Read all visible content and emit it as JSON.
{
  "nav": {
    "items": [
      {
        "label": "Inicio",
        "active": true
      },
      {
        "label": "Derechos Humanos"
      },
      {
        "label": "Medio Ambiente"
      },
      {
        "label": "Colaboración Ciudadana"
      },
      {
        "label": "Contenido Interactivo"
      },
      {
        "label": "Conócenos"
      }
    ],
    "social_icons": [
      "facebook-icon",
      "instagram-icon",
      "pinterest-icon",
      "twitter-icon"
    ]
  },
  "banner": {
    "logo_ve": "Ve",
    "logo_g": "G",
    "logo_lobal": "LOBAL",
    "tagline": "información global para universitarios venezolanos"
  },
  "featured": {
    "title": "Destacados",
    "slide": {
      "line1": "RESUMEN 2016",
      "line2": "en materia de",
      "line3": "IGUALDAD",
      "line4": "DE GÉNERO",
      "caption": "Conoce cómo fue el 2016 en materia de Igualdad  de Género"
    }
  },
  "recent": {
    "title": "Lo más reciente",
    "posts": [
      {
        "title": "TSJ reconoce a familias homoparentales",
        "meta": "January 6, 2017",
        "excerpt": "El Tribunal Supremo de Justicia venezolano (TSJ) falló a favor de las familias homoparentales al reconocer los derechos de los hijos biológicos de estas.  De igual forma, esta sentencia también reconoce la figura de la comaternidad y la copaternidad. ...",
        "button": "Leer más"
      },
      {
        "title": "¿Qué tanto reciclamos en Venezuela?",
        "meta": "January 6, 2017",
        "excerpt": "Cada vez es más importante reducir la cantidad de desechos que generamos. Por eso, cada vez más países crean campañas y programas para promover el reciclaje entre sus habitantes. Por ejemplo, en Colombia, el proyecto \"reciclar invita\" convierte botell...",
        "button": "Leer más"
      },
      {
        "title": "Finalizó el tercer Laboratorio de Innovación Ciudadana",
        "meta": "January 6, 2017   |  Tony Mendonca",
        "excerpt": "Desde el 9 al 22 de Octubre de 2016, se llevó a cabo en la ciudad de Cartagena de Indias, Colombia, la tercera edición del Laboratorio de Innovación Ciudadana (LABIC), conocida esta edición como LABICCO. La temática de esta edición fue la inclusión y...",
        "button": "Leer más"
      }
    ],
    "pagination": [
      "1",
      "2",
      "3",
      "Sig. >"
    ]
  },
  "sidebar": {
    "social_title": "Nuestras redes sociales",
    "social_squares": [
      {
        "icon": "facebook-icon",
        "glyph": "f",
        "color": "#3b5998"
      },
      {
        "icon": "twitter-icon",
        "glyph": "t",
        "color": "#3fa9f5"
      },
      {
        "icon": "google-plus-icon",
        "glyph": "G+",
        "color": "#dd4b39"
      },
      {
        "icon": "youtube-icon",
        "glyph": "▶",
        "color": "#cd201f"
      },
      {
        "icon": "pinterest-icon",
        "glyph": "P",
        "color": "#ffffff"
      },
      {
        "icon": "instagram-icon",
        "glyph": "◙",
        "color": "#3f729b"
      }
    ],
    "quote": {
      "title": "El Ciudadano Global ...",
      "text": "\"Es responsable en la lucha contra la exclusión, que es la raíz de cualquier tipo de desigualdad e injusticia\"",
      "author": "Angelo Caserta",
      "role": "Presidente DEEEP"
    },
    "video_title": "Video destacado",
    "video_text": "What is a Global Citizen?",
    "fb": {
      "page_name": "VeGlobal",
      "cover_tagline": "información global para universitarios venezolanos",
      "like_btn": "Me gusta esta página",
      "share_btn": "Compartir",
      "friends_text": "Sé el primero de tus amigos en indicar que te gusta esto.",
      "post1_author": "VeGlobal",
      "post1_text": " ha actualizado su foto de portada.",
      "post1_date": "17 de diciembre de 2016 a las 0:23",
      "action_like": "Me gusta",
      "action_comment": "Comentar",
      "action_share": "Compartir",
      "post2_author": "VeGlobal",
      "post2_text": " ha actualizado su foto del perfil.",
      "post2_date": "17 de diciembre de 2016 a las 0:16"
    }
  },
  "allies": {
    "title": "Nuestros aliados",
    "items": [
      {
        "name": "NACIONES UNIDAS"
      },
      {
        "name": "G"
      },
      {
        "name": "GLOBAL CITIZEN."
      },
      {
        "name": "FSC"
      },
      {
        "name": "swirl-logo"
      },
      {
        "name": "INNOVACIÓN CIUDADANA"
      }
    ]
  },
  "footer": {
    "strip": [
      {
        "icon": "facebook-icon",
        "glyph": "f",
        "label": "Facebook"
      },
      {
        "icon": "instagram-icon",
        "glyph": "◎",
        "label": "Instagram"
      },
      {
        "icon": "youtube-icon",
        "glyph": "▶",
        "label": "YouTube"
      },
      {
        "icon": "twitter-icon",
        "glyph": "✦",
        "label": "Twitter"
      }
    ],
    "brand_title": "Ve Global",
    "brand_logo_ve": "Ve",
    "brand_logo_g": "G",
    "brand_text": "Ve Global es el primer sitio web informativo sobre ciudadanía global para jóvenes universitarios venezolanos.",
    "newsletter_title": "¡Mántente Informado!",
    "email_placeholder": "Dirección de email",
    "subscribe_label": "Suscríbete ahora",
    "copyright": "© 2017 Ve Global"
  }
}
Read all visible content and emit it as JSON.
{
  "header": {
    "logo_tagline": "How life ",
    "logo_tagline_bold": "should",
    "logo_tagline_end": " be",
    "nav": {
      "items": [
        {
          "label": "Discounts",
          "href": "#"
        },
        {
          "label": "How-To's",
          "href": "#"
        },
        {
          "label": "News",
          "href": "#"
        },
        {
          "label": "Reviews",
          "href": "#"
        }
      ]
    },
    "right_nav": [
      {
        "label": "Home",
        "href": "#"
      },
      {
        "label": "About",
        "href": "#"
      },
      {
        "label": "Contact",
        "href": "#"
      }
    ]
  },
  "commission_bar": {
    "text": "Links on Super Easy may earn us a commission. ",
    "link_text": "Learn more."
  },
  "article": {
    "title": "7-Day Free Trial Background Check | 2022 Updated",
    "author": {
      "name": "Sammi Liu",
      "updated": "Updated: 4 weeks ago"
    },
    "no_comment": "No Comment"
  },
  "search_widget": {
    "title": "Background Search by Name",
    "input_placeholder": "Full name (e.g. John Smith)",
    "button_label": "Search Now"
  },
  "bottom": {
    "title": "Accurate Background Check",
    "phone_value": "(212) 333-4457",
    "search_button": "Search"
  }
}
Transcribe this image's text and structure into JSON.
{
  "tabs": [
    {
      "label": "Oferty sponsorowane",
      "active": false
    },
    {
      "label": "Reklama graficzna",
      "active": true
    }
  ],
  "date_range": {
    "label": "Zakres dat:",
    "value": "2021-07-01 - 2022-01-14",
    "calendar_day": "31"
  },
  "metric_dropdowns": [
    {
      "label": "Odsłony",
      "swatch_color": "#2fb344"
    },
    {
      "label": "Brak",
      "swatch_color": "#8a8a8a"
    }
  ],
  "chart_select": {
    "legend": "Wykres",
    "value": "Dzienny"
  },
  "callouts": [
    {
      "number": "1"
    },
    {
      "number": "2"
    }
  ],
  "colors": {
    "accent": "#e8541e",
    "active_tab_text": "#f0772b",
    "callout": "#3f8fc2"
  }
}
------------------------------------------------------------------------
■ **Objective**
For each line of the entries that includes "glyph", show that line.

■ **Completed task**
        "glyph": "f",
        "glyph": "t",
        "glyph": "G+",
        "glyph": "▶",
        "glyph": "P",
        "glyph": "◙",
        "glyph": "f",
        "glyph": "◎",
        "glyph": "▶",
        "glyph": "✦",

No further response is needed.